- Stored entries:

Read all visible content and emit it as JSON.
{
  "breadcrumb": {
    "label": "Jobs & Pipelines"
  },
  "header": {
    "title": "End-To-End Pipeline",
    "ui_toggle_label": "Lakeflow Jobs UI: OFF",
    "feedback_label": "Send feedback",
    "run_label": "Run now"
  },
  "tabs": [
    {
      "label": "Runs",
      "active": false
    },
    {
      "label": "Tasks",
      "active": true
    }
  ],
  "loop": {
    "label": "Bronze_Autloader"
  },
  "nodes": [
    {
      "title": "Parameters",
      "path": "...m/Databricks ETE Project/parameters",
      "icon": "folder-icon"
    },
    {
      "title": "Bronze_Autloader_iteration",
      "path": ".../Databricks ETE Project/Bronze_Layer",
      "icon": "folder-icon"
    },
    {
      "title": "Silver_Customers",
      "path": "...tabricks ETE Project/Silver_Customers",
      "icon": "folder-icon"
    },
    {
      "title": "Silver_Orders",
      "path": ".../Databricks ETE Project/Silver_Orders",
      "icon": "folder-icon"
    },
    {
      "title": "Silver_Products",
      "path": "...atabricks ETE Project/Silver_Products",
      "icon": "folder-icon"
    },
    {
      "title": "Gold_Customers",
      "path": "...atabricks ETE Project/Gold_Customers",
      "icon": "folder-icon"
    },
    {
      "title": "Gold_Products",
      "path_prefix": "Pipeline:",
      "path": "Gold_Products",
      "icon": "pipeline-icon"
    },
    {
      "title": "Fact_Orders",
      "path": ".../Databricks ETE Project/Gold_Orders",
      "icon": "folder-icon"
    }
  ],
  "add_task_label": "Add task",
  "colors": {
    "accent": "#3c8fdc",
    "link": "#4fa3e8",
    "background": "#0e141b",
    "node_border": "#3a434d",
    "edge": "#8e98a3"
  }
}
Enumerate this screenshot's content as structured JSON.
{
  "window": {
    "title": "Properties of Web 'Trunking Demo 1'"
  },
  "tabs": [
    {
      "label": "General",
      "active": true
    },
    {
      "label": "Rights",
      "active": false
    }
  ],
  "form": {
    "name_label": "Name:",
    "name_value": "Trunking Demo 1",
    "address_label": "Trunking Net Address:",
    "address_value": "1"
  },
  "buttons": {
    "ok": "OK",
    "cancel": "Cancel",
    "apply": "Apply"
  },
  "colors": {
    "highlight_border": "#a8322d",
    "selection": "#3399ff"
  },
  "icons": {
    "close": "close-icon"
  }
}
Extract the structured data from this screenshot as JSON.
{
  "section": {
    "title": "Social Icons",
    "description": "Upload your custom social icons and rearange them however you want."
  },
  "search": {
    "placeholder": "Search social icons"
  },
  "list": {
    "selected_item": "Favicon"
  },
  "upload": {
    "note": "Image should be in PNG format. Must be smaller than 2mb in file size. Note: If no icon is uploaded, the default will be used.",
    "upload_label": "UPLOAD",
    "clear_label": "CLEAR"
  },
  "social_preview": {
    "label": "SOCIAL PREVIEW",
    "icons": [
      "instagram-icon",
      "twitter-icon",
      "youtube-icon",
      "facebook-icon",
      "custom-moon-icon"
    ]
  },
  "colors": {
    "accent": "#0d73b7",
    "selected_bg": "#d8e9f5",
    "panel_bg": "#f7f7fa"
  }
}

- Task statement: Your task is to output the full set of records exactly as presented.

- Result for this exercise:
Read all visible content and emit it as JSON.
{
  "breadcrumb": {
    "label": "Jobs & Pipelines"
  },
  "header": {
    "title": "End-To-End Pipeline",
    "ui_toggle_label": "Lakeflow Jobs UI: OFF",
    "feedback_label": "Send feedback",
    "run_label": "Run now"
  },
  "tabs": [
    {
      "label": "Runs",
      "active": false
    },
    {
      "label": "Tasks",
      "active": true
    }
  ],
  "loop": {
    "label": "Bronze_Autloader"
  },
  "nodes": [
    {
      "title": "Parameters",
      "path": "...m/Databricks ETE Project/parameters",
      "icon": "folder-icon"
    },
    {
      "title": "Bronze_Autloader_iteration",
      "path": ".../Databricks ETE Project/Bronze_Layer",
      "icon": "folder-icon"
    },
    {
      "title": "Silver_Customers",
      "path": "...tabricks ETE Project/Silver_Customers",
      "icon": "folder-icon"
    },
    {
      "title": "Silver_Orders",
      "path": ".../Databricks ETE Project/Silver_Orders",
      "icon": "folder-icon"
    },
    {
      "title": "Silver_Products",
      "path": "...atabricks ETE Project/Silver_Products",
      "icon": "folder-icon"
    },
    {
      "title": "Gold_Customers",
      "path": "...atabricks ETE Project/Gold_Customers",
      "icon": "folder-icon"
    },
    {
      "title": "Gold_Products",
      "path_prefix": "Pipeline:",
      "path": "Gold_Products",
      "icon": "pipeline-icon"
    },
    {
      "title": "Fact_Orders",
      "path": ".../Databricks ETE Project/Gold_Orders",
      "icon": "folder-icon"
    }
  ],
  "add_task_label": "Add task",
  "colors": {
    "accent": "#3c8fdc",
    "link": "#4fa3e8",
    "background": "#0e141b",
    "node_border": "#3a434d",
    "edge": "#8e98a3"
  }
}
Enumerate this screenshot's content as structured JSON.
{
  "window": {
    "title": "Properties of Web 'Trunking Demo 1'"
  },
  "tabs": [
    {
      "label": "General",
      "active": true
    },
    {
      "label": "Rights",
      "active": false
    }
  ],
  "form": {
    "name_label": "Name:",
    "name_value": "Trunking Demo 1",
    "address_label": "Trunking Net Address:",
    "address_value": "1"
  },
  "buttons": {
    "ok": "OK",
    "cancel": "Cancel",
    "apply": "Apply"
  },
  "colors": {
    "highlight_border": "#a8322d",
    "selection": "#3399ff"
  },
  "icons": {
    "close": "close-icon"
  }
}
Extract the structured data from this screenshot as JSON.
{
  "section": {
    "title": "Social Icons",
    "description": "Upload your custom social icons and rearange them however you want."
  },
  "search": {
    "placeholder": "Search social icons"
  },
  "list": {
    "selected_item": "Favicon"
  },
  "upload": {
    "note": "Image should be in PNG format. Must be smaller than 2mb in file size. Note: If no icon is uploaded, the default will be used.",
    "upload_label": "UPLOAD",
    "clear_label": "CLEAR"
  },
  "social_preview": {
    "label": "SOCIAL PREVIEW",
    "icons": [
      "instagram-icon",
      "twitter-icon",
      "youtube-icon",
      "facebook-icon",
      "custom-moon-icon"
    ]
  },
  "colors": {
    "accent": "#0d73b7",
    "selected_bg": "#d8e9f5",
    "panel_bg": "#f7f7fa"
  }
}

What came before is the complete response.